■ Aim of the exercise
Identify the lines that contain the string "object" and report only how many there are.

■ Entries shown
========================

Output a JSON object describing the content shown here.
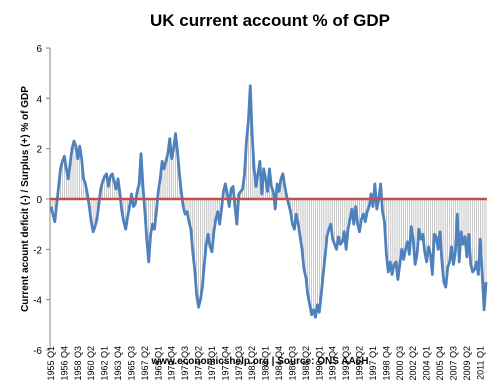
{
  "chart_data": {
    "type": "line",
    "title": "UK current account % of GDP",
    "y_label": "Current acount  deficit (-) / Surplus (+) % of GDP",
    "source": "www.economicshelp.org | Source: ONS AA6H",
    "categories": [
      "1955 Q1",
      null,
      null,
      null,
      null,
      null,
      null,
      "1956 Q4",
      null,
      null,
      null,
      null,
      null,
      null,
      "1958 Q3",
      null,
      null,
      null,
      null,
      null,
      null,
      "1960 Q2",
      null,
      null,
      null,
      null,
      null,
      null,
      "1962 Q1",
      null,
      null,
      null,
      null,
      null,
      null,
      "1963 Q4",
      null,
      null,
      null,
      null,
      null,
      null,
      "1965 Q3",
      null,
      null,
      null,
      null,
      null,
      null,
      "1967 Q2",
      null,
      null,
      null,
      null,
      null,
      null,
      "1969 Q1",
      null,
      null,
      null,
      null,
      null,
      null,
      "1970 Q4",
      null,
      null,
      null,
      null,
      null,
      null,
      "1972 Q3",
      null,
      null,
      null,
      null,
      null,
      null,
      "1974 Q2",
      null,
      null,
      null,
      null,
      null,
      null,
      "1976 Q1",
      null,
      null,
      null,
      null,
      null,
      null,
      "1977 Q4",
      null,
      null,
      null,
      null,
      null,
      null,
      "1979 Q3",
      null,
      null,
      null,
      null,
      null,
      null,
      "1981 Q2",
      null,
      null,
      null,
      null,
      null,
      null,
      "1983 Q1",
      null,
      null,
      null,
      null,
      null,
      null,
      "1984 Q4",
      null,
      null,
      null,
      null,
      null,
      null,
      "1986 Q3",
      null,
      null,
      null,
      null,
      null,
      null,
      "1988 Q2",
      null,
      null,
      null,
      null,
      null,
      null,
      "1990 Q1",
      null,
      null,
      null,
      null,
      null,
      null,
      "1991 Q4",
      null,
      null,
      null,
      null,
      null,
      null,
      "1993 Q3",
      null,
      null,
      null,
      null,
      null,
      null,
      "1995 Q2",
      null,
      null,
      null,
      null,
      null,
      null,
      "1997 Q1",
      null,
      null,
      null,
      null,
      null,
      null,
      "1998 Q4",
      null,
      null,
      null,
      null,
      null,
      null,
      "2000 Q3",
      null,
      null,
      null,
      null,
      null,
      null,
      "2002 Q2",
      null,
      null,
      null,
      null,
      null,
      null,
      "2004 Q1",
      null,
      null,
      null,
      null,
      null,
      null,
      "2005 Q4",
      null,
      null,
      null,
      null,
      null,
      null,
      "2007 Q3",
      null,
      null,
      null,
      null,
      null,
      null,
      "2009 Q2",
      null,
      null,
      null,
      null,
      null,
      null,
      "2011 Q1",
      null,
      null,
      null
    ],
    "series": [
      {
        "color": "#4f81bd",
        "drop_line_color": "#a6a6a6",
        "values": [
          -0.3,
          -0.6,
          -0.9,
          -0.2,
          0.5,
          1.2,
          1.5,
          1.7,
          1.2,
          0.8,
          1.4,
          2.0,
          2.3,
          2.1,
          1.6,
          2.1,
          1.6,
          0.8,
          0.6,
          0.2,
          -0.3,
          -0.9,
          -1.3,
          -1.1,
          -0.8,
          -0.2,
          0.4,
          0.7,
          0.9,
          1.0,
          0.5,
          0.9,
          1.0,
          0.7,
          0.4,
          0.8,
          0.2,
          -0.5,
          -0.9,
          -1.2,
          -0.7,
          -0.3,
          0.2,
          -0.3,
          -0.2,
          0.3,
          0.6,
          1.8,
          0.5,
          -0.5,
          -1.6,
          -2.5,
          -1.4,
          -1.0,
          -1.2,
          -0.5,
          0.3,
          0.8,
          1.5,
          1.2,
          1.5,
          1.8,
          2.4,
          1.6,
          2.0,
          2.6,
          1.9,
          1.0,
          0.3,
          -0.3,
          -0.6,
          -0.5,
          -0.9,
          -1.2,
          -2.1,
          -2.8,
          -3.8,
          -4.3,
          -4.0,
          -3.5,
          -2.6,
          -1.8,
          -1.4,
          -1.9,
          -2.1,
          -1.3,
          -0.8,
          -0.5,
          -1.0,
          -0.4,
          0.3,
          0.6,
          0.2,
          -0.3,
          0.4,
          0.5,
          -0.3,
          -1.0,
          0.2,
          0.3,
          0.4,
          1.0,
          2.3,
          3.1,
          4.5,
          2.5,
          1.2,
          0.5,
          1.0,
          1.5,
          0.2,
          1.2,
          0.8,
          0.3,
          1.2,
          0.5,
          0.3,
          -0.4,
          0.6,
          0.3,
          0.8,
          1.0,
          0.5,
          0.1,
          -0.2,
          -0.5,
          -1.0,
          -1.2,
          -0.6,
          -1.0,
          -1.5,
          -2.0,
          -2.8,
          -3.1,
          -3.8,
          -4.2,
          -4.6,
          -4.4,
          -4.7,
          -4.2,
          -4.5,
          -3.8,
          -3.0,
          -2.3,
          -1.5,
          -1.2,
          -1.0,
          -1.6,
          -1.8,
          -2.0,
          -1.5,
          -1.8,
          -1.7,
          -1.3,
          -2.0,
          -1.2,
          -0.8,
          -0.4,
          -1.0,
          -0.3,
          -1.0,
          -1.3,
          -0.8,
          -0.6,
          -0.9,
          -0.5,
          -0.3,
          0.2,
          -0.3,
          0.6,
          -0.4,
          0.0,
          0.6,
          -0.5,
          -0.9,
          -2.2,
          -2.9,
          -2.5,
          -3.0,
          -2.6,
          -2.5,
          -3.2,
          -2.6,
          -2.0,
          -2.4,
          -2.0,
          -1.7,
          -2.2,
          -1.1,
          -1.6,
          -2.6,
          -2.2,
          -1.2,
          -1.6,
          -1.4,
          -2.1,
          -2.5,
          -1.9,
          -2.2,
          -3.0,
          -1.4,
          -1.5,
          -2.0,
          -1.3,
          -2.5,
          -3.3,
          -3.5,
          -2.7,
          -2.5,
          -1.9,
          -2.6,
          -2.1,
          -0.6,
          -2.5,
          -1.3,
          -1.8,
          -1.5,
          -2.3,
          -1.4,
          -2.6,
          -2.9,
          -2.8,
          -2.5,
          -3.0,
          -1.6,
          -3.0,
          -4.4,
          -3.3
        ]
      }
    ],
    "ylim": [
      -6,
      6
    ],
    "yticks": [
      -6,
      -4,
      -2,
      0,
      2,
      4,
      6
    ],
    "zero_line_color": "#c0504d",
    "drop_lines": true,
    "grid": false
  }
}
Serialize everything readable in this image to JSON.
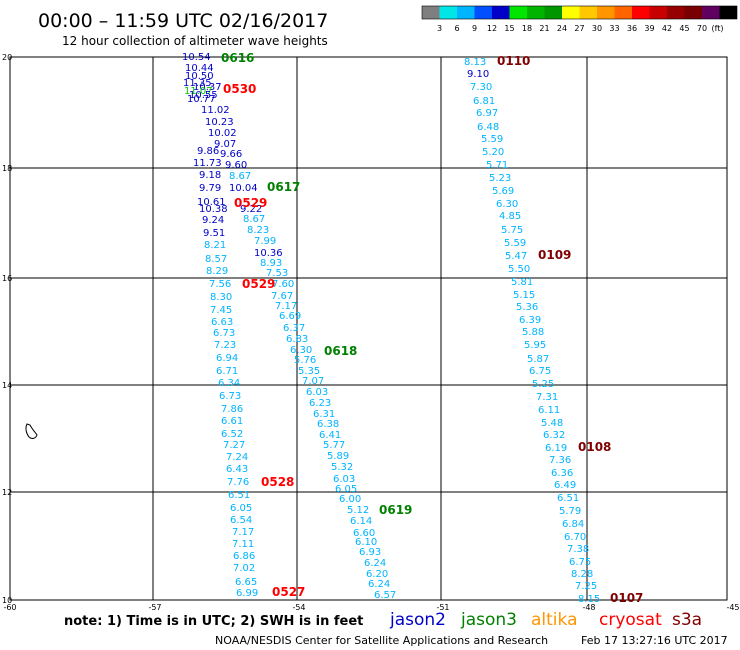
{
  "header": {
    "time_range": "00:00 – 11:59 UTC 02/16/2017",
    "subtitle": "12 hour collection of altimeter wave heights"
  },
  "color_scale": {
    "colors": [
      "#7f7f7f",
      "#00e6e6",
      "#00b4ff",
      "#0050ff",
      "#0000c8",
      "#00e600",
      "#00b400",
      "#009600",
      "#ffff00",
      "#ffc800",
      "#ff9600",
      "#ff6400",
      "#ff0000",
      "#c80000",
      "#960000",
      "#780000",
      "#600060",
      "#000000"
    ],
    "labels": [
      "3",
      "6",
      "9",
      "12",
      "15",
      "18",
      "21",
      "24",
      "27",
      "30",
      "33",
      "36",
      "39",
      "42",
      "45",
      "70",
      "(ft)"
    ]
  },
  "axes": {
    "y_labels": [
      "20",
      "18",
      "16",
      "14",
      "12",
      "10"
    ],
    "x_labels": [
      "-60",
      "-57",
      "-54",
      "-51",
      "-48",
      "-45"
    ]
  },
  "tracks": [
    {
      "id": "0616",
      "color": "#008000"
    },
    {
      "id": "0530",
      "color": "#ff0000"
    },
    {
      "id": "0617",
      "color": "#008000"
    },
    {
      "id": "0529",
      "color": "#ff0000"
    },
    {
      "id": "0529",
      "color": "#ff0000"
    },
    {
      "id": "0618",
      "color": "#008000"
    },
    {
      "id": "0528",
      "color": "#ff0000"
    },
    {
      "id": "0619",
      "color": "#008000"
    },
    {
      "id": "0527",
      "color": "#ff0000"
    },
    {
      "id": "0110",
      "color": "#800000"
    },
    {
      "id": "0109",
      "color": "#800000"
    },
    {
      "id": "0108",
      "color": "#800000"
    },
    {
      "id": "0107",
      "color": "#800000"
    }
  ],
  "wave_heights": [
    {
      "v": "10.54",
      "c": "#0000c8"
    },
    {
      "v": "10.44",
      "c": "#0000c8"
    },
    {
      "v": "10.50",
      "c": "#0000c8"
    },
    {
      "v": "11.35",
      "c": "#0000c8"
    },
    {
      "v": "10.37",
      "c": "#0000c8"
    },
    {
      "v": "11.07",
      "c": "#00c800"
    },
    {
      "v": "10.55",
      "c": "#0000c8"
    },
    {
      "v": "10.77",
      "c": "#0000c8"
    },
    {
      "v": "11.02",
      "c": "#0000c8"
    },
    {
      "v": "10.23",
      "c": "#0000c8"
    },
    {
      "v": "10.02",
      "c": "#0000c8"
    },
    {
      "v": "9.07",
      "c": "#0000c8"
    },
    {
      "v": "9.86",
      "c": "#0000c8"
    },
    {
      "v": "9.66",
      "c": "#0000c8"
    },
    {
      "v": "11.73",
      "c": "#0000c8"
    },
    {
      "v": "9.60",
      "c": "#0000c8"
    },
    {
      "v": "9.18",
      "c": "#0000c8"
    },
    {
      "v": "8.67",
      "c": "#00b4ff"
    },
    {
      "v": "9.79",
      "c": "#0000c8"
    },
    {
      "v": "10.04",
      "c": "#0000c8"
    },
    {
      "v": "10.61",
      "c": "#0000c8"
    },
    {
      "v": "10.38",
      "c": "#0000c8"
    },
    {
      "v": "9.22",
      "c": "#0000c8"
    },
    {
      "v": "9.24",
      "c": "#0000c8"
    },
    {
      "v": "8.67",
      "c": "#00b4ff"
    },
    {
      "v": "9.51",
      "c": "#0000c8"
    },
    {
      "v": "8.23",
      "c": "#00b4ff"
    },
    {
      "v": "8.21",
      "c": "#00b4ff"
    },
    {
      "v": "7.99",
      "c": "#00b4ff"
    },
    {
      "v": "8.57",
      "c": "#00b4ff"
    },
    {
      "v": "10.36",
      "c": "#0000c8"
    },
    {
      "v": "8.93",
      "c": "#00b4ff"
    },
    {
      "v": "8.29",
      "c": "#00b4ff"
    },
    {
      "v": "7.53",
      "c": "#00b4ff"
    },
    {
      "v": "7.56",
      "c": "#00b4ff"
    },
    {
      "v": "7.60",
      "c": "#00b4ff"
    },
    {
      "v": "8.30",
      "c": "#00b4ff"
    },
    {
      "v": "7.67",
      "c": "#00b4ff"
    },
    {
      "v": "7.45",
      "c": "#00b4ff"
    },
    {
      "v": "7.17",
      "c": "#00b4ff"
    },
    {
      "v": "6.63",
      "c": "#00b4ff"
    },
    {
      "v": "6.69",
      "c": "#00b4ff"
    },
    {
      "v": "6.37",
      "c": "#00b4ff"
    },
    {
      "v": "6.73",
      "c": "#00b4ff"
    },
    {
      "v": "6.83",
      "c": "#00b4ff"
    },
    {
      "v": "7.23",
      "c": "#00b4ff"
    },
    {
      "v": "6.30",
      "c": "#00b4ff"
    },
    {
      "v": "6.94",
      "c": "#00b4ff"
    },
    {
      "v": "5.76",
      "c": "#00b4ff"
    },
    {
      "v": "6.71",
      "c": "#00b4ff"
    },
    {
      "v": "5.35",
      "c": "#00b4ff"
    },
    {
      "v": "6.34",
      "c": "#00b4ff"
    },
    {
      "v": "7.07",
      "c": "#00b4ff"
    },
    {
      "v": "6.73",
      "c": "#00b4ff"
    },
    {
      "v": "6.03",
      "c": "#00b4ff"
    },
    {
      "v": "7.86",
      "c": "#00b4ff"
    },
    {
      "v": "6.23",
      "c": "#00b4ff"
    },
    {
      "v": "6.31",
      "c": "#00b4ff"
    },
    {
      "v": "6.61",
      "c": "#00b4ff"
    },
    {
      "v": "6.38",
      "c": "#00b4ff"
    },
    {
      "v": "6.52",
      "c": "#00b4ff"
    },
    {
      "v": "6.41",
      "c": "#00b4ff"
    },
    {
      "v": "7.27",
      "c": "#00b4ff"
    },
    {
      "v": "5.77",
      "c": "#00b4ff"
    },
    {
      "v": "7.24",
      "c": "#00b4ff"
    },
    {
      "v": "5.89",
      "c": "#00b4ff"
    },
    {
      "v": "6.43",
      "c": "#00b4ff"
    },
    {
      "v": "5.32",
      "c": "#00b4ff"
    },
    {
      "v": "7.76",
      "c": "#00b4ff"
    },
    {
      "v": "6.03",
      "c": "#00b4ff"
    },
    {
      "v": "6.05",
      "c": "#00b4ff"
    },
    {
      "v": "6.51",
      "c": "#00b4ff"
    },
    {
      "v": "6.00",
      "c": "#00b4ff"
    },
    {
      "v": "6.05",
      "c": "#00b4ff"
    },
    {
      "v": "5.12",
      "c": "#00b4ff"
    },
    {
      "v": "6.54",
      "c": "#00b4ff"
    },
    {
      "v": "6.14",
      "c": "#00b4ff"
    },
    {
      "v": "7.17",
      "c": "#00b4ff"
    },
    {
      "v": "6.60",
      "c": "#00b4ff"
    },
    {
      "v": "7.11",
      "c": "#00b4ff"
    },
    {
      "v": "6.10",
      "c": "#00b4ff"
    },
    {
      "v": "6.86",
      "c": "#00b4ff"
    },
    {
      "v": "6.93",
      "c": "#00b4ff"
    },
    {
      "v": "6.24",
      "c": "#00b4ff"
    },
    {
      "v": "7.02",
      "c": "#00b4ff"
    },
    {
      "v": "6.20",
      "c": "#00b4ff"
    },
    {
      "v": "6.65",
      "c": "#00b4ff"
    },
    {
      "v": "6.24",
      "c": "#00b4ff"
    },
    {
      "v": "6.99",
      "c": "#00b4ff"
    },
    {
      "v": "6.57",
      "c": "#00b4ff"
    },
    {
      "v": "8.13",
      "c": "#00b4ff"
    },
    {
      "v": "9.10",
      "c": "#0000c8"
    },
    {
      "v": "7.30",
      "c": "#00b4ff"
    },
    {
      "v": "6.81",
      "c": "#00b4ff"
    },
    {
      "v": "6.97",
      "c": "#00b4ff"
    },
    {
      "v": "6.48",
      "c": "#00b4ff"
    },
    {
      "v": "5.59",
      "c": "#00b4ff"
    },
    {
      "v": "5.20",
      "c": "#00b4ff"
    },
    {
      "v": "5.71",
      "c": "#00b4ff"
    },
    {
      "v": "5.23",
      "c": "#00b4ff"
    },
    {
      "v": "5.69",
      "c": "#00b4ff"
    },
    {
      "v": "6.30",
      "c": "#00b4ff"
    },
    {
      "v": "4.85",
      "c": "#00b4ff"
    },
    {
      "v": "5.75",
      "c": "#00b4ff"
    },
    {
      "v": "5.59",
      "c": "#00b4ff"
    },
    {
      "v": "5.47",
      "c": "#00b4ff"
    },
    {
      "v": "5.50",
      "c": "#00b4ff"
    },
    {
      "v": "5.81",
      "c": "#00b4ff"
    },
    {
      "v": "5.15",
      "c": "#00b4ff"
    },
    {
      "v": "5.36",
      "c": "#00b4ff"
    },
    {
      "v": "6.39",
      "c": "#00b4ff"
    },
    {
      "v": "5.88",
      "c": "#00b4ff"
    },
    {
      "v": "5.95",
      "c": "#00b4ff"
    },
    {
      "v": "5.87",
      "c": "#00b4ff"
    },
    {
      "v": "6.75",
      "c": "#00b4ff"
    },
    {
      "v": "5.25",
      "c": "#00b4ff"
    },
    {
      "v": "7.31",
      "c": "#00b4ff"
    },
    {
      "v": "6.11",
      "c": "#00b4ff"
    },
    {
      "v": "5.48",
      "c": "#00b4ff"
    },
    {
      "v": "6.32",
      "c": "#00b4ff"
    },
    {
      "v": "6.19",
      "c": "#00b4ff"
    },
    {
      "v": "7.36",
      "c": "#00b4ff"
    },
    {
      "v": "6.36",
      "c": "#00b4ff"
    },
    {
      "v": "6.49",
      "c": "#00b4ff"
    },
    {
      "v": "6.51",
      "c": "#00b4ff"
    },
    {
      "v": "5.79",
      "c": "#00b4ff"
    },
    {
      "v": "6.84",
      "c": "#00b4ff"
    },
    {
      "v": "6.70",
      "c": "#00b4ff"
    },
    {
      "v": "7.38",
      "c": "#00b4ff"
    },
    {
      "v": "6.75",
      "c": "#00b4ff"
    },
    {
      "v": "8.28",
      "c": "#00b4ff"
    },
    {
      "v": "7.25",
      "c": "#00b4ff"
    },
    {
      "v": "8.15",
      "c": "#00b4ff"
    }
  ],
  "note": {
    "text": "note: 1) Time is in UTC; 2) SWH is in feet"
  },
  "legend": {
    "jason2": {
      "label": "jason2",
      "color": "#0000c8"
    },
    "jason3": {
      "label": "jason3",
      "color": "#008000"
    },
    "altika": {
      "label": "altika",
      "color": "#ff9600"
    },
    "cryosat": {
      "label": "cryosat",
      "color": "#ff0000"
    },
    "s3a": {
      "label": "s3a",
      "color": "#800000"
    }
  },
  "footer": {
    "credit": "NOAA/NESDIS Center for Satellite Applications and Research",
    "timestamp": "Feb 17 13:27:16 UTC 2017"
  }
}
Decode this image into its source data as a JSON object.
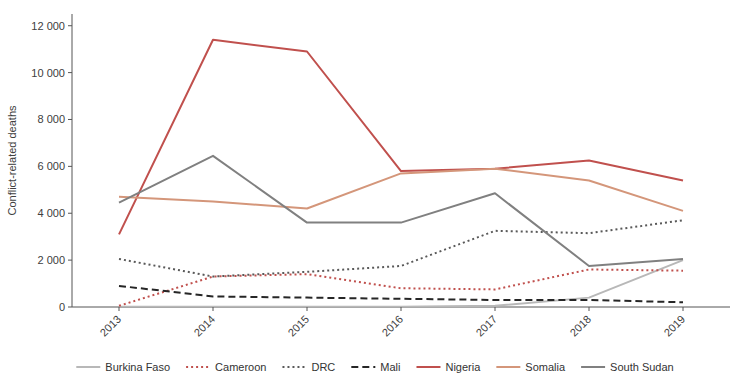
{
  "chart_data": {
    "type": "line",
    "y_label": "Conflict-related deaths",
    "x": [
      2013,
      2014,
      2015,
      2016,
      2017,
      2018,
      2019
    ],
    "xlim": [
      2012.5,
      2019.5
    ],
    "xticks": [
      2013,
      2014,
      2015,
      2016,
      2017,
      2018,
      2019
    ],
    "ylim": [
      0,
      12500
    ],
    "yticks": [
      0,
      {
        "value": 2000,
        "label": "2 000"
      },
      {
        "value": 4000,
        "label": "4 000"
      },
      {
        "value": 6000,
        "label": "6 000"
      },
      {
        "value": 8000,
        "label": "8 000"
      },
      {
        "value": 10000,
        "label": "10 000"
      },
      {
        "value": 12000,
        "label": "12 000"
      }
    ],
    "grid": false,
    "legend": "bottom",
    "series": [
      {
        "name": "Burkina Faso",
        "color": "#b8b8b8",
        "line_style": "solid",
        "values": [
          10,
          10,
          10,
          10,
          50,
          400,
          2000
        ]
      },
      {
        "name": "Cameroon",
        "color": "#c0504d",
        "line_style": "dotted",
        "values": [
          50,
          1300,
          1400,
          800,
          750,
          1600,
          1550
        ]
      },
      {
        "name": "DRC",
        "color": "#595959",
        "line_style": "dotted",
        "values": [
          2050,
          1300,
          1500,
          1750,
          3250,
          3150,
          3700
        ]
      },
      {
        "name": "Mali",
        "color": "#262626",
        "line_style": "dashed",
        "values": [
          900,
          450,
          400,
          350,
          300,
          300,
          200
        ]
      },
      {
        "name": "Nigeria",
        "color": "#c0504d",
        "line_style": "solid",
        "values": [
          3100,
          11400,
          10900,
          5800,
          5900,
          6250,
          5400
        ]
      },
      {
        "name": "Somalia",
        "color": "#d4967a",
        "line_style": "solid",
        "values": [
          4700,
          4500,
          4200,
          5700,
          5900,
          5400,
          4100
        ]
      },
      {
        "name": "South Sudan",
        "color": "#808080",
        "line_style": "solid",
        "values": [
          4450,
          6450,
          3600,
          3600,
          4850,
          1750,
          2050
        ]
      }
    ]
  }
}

========================

■ Output of the exercise
2